**TASK GOAL:**
Show every line of the records below that contains the word "ИЗДЕЛИЕ".

== STORED RECORDS

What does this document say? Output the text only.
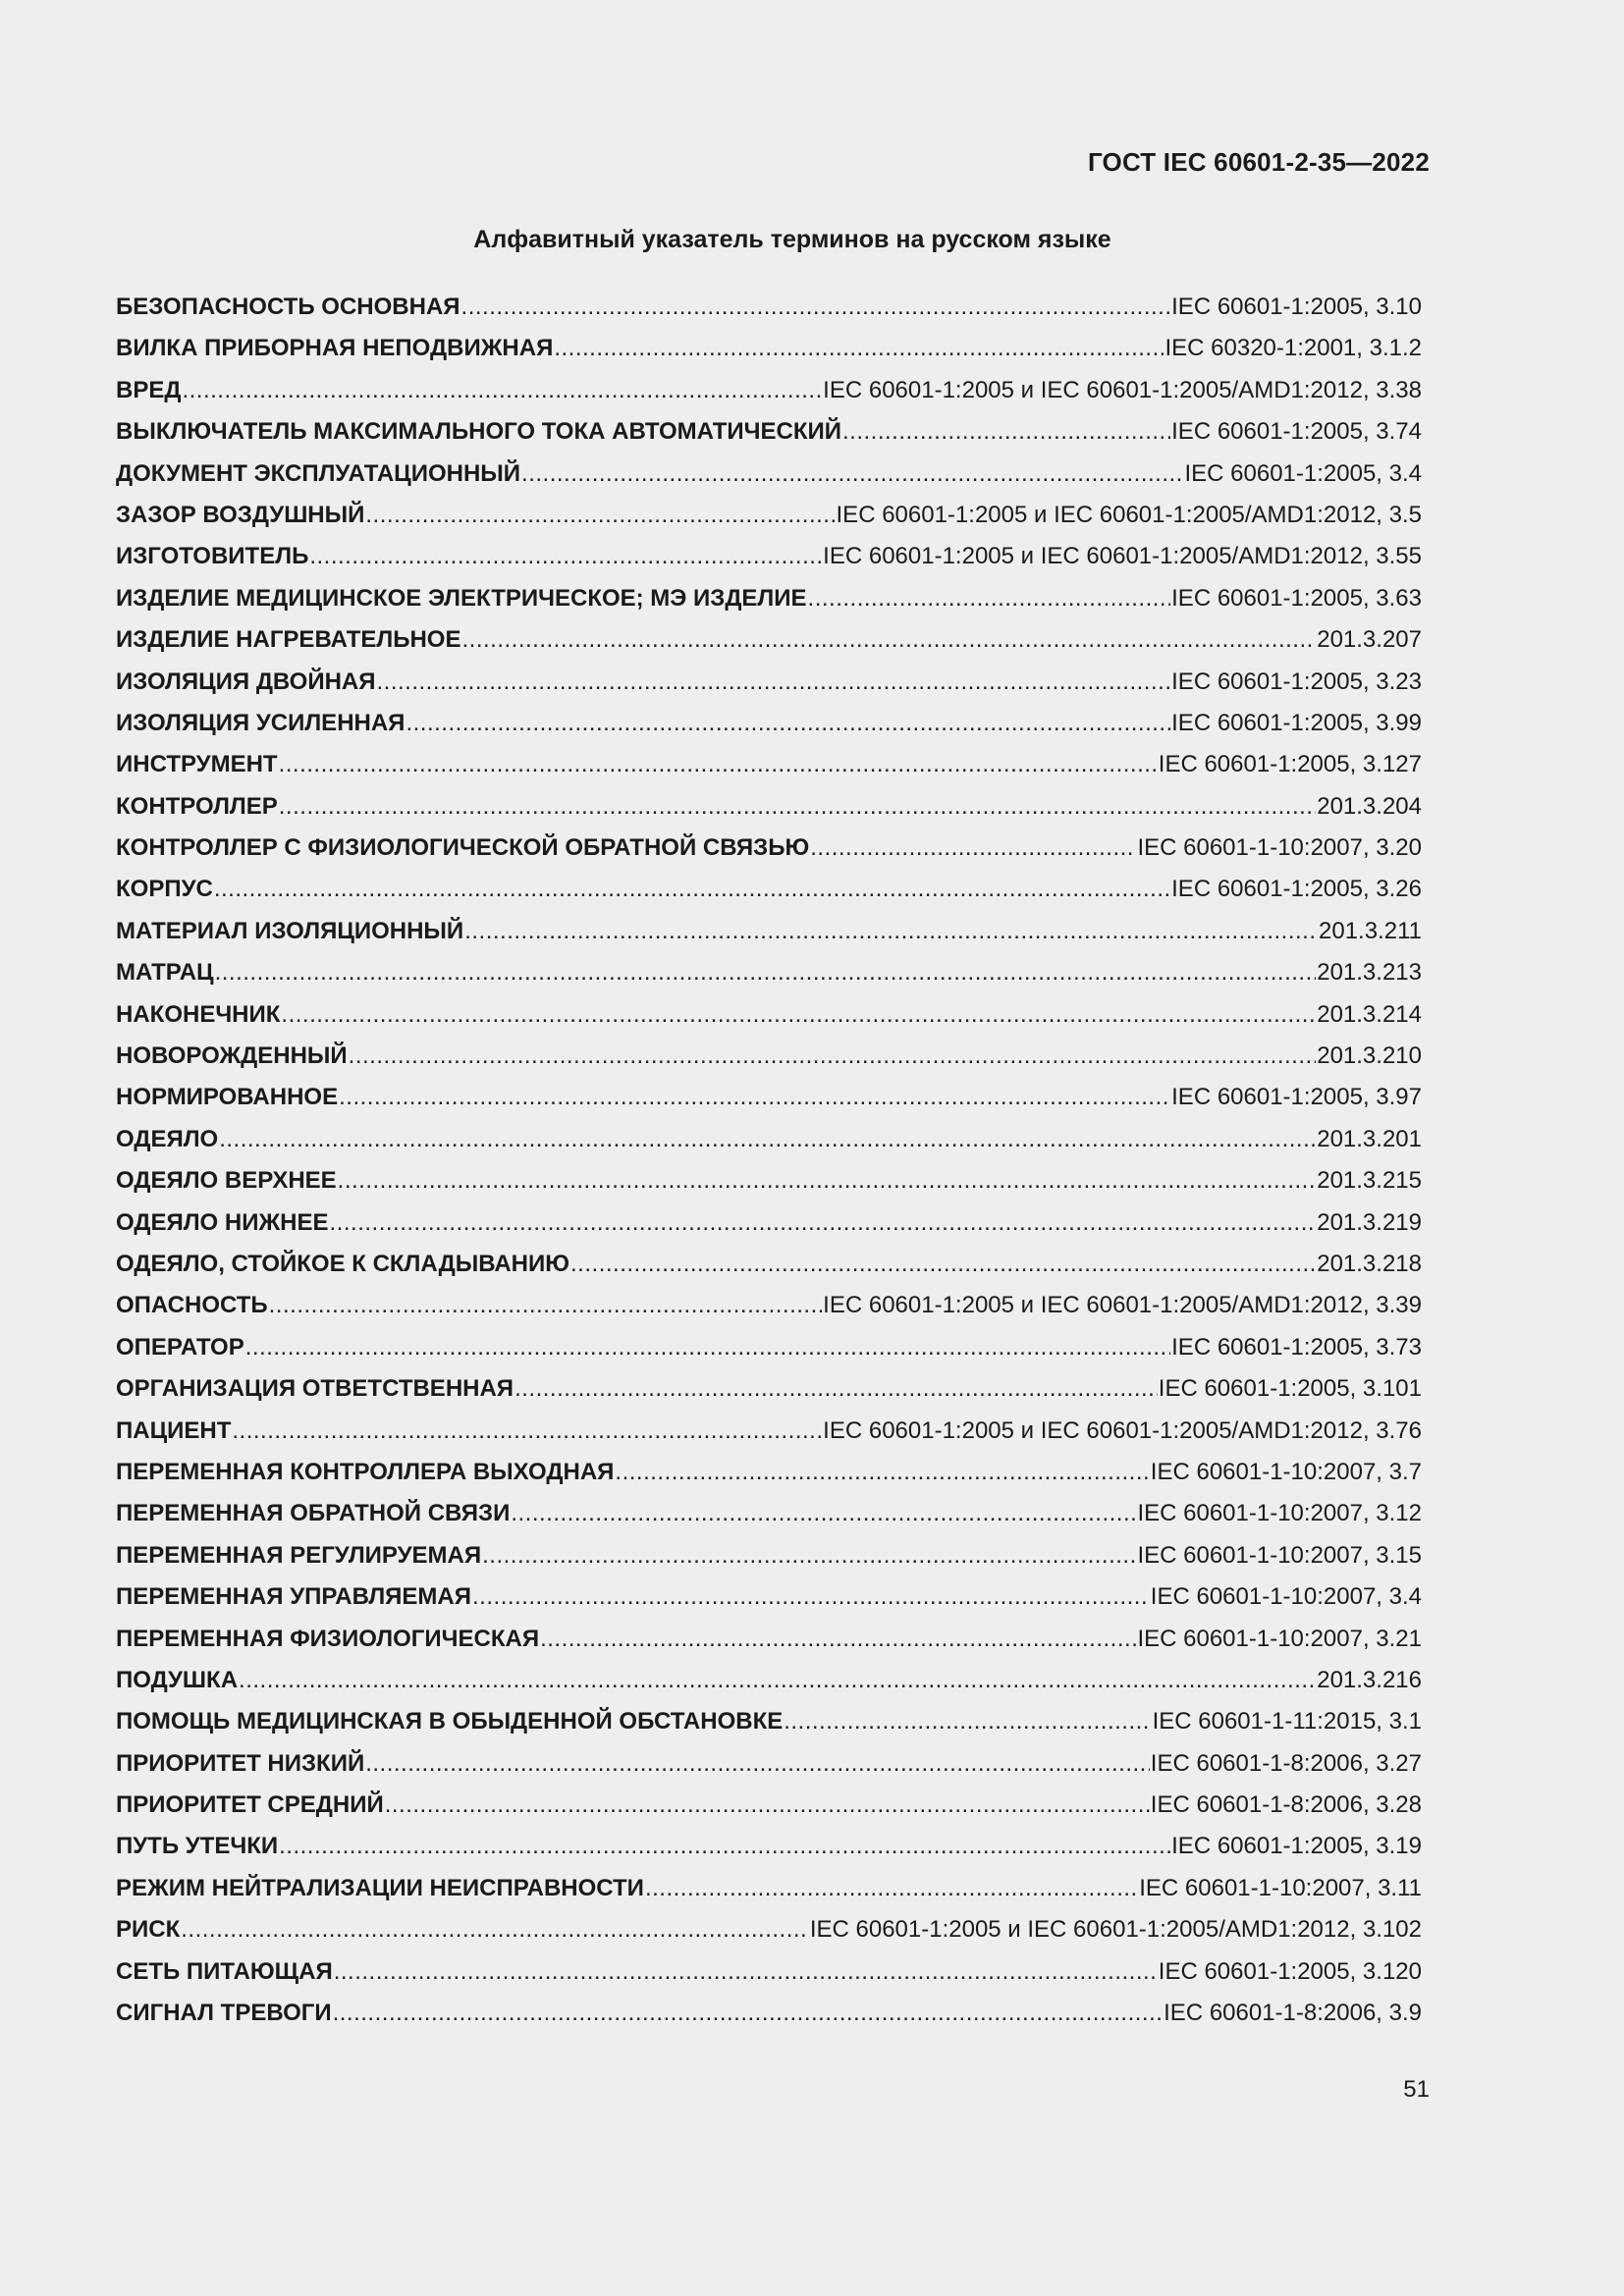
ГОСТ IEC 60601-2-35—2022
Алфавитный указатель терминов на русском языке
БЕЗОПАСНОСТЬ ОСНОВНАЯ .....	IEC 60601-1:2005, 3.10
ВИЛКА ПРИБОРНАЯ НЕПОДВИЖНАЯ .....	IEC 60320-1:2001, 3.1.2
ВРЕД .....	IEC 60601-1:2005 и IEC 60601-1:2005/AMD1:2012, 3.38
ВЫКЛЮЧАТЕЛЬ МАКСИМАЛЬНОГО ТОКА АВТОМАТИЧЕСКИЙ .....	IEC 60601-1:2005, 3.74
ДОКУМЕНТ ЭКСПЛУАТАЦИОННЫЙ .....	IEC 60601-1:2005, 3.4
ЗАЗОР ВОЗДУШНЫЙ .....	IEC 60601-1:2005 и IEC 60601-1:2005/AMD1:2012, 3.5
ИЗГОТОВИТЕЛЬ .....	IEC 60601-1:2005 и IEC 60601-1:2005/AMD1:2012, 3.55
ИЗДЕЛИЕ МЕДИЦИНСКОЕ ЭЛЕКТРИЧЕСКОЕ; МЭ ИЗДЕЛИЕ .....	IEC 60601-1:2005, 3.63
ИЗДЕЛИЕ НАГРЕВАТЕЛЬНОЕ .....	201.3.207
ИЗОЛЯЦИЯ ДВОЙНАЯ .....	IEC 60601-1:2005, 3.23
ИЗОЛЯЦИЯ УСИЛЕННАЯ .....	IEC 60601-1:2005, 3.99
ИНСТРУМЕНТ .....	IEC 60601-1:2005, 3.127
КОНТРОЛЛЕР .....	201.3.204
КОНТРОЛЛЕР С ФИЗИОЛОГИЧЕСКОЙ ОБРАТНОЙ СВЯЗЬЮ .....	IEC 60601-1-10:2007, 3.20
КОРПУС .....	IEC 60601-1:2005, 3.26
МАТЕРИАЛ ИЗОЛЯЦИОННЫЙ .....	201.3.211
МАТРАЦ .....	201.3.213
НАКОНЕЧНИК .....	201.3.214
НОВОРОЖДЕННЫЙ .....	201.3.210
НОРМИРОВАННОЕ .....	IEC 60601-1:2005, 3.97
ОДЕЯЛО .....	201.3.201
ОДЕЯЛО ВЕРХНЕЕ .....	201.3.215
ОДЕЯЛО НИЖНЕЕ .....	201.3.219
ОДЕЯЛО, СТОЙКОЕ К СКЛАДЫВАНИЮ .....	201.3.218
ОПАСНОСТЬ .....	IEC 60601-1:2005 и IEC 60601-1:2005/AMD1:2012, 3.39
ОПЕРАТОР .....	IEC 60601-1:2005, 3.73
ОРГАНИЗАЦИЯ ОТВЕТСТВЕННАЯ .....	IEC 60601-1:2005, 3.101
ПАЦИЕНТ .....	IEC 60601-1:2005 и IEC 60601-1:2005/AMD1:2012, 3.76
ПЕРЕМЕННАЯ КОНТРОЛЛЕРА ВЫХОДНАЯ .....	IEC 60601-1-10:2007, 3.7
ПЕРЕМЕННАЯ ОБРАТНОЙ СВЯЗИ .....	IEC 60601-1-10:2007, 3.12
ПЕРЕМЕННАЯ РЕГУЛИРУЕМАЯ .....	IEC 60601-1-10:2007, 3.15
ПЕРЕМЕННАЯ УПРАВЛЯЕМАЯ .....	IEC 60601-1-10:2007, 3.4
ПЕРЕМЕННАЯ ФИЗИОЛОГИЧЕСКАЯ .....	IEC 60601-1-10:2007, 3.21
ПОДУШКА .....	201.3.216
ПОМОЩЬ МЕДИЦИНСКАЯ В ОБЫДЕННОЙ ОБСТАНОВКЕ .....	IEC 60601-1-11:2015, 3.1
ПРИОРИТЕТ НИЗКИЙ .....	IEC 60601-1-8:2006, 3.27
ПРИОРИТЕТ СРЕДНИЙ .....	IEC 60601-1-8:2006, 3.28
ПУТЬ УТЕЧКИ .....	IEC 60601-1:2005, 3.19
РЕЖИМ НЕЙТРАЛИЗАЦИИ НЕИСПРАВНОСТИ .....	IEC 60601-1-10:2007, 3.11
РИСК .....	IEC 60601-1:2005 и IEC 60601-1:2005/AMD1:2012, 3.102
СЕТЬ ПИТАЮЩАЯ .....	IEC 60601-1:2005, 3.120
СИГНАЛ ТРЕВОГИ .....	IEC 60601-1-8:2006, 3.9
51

====
== STORED RECORDS

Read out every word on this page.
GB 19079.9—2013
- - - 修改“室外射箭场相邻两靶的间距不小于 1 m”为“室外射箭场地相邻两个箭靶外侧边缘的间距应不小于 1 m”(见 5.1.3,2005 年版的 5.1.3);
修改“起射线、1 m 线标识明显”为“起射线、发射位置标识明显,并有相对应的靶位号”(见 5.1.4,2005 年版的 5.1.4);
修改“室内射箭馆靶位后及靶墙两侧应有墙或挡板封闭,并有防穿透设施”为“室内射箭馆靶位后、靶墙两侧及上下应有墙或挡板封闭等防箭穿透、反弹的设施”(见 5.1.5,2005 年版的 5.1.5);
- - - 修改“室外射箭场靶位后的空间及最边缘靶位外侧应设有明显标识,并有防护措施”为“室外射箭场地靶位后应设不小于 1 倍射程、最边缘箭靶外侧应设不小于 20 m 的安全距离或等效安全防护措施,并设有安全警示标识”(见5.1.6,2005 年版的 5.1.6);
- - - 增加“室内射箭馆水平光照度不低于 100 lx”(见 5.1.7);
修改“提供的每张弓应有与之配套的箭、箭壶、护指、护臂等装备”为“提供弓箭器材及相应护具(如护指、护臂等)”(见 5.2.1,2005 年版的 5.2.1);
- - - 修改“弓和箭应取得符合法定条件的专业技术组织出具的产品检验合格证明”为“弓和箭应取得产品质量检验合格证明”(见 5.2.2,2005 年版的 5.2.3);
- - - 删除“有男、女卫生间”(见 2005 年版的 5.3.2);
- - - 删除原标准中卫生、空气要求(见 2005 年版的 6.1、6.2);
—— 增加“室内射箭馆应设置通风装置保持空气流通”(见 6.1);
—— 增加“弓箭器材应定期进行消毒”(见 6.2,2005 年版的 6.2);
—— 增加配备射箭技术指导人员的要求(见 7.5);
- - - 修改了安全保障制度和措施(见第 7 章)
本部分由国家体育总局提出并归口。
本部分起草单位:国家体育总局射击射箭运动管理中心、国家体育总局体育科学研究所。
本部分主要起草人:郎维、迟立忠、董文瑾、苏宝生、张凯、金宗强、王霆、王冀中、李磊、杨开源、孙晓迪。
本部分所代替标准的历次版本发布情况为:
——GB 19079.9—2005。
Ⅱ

====

**WRITTEN SOLUTION:**
ИЗДЕЛИЕ МЕДИЦИНСКОЕ ЭЛЕКТРИЧЕСКОЕ; МЭ ИЗДЕЛИЕ .....	IEC 60601-1:2005, 3.63
ИЗДЕЛИЕ НАГРЕВАТЕЛЬНОЕ .....	201.3.207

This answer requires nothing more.